> [EXTRAIT CHOISI]:
━━━━━━━━

MICHELINE ROZAN, L'INCONNUE
Avant de partir, elle a fait un dernier tour dans son théâtre, son oeuvre ultime. A cette heure, l’ombre et le silence règnent dans les Bouffles du Nord.
Elle est sereine. Le théâtre va bien. Peter est encore là pour lui assurer un bel avenir. Elle, est allée jusqu’au bout, elle peut enfin prendre son vol.
Maintenant Micheline Rozan gravit péniblement les derniers mètres du chemin accidenté qu’elle a suivi durant ses dernières années.
Essoufflée mais radieuse, elle s’arrête pour contempler l’imposante bâtisse qui surplombe la vallée du Styx.
Debout sur le parvis, bras ouverts et sourire aux lèvres, Albert Camus s’avance vers elle.
« Bon anniversaire, Micheline ! clame-t-il, vous ne pouviez pas mieux choisir pour fêter la fin du voyage !
Micheline Rozan se redresse, elle paraît soudain légère et alerte, et son visage s’illumine.
« Albert ! Enfin je vous retrouve, vous êtes parti si vite. Nous avions encore tant de projets ensemble...
« Avec vous j’ai découvert le théâtre !
« Et moi avec vous je suis passée de la littérature au théâtre...
Il la serre dans ses bras : « Et pourtant l’expérience des Possédés n’a pas été très encourageante pour nous deux !
« C’était un coup de maître en même temps qu’un coup d’essai, je ne demandais qu’à enchaîner !
Mais ses jambes se dérobent, tant elle est encore faible. Elle se dégage et va s’asseoir sur le muret qui borde le chemin.

━━━━━━━━

> [CONSIGNES DE TRAVAIL]:
• a. Pouvez-vous réécrire plus brièvement, en conservant ses faits principaux, le paragraphe de l'extrait qui commence par « Avant de partir » ?
• b. Pourriez-vous reprendre le passage de l'extrait allant de « MICHELINE ROZAN, L'INCONNUE » jusqu'à « du voyage ! », en y remplaçant « parvis » par « perron » ?
• c. Pouvez-vous poursuivre le récit des retrouvailles entre Micheline Rozan et Albert Camus à partir du point où il s'arrête ?

[Données brutes]
━━━━━━━━

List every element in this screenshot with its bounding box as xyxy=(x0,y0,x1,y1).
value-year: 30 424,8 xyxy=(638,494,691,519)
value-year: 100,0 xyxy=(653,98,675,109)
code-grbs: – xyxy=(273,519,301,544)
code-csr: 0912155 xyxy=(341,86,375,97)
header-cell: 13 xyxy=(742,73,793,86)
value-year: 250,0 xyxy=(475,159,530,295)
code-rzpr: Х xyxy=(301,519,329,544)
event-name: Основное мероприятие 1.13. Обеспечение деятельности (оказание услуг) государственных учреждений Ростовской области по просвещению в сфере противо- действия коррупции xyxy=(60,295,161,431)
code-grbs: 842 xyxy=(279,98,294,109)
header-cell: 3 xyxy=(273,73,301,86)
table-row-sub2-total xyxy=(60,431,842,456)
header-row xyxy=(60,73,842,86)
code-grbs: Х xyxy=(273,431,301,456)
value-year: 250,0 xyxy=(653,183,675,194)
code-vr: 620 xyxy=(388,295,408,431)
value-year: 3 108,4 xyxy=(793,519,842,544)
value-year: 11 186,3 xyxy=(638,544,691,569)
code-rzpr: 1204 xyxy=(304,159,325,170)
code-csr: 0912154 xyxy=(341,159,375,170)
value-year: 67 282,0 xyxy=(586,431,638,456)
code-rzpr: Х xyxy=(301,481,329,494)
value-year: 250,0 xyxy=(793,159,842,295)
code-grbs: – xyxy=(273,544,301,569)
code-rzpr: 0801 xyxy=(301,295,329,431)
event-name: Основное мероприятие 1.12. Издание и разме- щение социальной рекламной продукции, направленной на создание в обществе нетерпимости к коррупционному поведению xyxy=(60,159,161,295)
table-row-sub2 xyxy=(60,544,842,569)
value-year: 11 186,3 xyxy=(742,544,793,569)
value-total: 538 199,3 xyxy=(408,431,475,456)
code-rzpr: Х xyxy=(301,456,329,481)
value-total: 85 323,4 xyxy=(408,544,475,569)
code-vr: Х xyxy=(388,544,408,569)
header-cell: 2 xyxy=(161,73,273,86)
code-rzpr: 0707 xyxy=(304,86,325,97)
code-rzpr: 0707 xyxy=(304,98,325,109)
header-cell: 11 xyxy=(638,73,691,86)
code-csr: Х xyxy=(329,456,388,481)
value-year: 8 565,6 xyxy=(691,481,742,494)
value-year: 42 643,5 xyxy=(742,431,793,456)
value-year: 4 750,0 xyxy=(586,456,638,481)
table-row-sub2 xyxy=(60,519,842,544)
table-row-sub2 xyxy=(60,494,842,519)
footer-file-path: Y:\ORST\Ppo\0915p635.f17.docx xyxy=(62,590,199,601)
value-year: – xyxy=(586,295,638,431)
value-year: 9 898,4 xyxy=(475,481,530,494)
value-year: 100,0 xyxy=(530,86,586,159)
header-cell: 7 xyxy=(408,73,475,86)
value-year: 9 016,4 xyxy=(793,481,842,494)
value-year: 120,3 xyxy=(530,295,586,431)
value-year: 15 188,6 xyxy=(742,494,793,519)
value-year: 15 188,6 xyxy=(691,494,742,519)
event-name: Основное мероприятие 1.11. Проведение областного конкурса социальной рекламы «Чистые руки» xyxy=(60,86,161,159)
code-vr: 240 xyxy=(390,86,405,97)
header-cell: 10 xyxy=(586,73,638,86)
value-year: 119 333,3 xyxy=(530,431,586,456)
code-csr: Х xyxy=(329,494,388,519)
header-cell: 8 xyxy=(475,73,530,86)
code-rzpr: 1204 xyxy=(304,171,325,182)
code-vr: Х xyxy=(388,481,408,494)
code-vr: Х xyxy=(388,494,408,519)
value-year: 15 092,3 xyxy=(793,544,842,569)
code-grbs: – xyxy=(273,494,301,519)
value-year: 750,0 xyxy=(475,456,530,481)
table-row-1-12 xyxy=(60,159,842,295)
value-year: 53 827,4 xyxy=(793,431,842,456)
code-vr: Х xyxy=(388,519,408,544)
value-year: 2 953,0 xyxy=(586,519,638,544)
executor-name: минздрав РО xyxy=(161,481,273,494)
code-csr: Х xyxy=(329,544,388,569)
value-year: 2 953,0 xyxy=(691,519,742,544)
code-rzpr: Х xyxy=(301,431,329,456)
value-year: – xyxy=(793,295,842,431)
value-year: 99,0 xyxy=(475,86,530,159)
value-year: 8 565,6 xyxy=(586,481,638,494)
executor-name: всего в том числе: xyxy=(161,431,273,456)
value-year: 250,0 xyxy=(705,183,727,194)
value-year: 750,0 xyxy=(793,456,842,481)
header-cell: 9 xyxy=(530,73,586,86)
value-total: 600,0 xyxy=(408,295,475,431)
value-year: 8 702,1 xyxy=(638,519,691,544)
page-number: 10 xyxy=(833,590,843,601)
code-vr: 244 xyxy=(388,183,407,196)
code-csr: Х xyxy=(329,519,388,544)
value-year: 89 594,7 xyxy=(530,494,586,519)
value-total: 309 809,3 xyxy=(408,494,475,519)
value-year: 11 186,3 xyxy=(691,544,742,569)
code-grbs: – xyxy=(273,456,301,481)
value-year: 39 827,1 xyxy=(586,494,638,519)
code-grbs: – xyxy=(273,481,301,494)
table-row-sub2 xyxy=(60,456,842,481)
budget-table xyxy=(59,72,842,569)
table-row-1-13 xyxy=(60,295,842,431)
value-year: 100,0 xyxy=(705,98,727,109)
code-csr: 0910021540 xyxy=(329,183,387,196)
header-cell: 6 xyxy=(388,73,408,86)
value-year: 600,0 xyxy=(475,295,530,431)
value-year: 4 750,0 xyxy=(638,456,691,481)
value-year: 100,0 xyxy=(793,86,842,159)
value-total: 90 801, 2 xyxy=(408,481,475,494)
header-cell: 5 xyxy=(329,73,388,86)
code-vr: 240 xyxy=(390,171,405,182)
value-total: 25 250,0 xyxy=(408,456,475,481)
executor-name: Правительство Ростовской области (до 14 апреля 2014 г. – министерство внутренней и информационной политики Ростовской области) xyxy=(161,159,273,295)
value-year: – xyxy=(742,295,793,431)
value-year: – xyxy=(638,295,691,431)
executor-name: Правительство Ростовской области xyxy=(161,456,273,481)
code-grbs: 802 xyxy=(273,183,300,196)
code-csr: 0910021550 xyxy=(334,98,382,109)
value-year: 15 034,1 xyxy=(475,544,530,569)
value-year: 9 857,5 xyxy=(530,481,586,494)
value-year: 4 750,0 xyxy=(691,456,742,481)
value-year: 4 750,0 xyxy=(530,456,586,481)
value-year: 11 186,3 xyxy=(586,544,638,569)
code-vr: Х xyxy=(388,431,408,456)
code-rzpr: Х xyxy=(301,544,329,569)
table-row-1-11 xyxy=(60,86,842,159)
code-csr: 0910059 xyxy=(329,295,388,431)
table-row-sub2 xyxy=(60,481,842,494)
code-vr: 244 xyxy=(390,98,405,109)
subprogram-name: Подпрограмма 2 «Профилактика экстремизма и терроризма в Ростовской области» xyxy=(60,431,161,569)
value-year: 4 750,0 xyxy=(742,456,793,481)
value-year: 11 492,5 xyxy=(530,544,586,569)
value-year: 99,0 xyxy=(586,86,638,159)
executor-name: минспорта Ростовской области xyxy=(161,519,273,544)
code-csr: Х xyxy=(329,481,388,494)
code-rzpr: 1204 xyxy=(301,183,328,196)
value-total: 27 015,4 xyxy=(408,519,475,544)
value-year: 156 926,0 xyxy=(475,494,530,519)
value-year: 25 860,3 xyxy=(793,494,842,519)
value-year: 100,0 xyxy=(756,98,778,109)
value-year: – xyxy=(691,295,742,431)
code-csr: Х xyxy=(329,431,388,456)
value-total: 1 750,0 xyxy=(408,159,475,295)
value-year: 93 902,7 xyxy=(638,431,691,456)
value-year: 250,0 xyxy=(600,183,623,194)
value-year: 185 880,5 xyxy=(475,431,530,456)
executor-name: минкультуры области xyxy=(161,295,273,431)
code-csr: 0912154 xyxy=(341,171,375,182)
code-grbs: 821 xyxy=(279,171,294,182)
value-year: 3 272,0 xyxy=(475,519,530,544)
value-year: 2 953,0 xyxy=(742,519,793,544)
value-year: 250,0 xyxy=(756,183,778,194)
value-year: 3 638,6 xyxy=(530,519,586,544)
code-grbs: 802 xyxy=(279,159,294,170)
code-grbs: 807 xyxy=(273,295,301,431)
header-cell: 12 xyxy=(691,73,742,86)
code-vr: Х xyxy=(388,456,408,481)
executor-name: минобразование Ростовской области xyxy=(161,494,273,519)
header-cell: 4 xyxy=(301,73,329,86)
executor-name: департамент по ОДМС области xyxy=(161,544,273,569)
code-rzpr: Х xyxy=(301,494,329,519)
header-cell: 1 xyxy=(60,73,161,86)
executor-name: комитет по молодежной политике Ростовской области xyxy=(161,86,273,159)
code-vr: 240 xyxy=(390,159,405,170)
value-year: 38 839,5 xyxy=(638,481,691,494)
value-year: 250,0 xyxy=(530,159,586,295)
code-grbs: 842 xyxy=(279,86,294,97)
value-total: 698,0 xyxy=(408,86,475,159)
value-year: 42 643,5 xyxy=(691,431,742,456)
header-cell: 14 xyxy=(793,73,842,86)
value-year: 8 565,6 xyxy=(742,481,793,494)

━━━━━━━━

> [LISTE DES RÉPONSES]:
• a. Avant de partir, elle parcourt une dernière fois son théâtre, les Bouffles du Nord, son oeuvre ultime, où règnent à cette heure l'ombre et le silence.

• b.
MICHELINE ROZAN, L'INCONNUE
Avant de partir, elle a fait un dernier tour dans son théâtre, son oeuvre ultime. A cette heure, l’ombre et le silence règnent dans les Bouffles du Nord.
Elle est sereine. Le théâtre va bien. Peter est encore là pour lui assurer un bel avenir. Elle, est allée jusqu’au bout, elle peut enfin prendre son vol.
Maintenant Micheline Rozan gravit péniblement les derniers mètres du chemin accidenté qu’elle a suivi durant ses dernières années.
Essoufflée mais radieuse, elle s’arrête pour contempler l’imposante bâtisse qui surplombe la vallée du Styx.
Debout sur le perron, bras ouverts et sourire aux lèvres, Albert Camus s’avance vers elle.
« Bon anniversaire, Micheline ! clame-t-il, vous ne pouviez pas mieux choisir pour fêter la fin du voyage !

• c.
Toute une époque revient à sa mémoire, avec ses artistes en quête de gloire qu’elle a poussé vers les sommets.
Maria Casarès s’est rapprochée :
« Micheline, je n’ai jamais oublié votre soutien – elle se tourne vers Camus - dans une situation si difficile à assumer...
Micheline s’étonne en voyant venir vers elle les nombreux disparus qui lui doivent une fameuse carrière, la gloire même.
« Mais vous êtes tous au Paradis ?
Camus précise en souriant :
« Quelques-uns oui, d’autres attendent leur heure. Mais vous, je parie sur la bienveillance de saint Pierre. Vous avez enduré plus de maux que vous ne méritiez, depuis votre plus tendre enfance jusqu’à vos dernières tortures.
Micheline Rozan respire un grand coup. Son corps frêle se dénoue peu à peu, ses mots sortent facilement de sa bouche.
Elle se lève et va vers la Porte du paradis, impériale :
« J’ai fini de souffrir. Maintenant, qu’on me donne le châtiment que je mérite ou bien le repos éternel.
Camus lui barre la route :
« Non, vous devez attendre ici. Votre vie est entre les mains du Juge Eternel et saint Pierre vous appellera pour vous faire connaître votre destination immédiate.
« Comment ? N’ai-je pas droit à plaider ma cause ?
Jeanne Moreau s’approche.
« Nous sommes tous ici pour plaider ta cause. Ma carrière, je te la dois. Tu m’as prise au théâtre pour m’amener au cinéma et tu es restée mon guide jusqu’au bout .Tu as fait de ton métier d’agent un sacerdoce, tu nous a communiqué à tous ta passion pour ce métier et ton secret pour s’y accrocher. Tu as été un modèle d’humanisme et de courage... Que faut –il de plus au Juge Eternel ?
Un applaudissement général accueillit cette tirade.
Dans le groupe compact des fidèles de la grande dame du théâtre, un personnage paraît impatient de témoigner.
« Qui êtes-vous, Micheline Rozan ? Je ne vous connaissais pas...
Comment avez-vous pu réunir tant de suffrages de stars en restant toute votre vie ignorée des médias ? »
Miss Comédie
Ce bref hommage fait à la va vite en raison de l’urgence (quelle idée de tirer sa révérence la veille de son anniversaire !) est une pirouette qui ne fait qu’effleurer les mille et une facettes de son immense carrière.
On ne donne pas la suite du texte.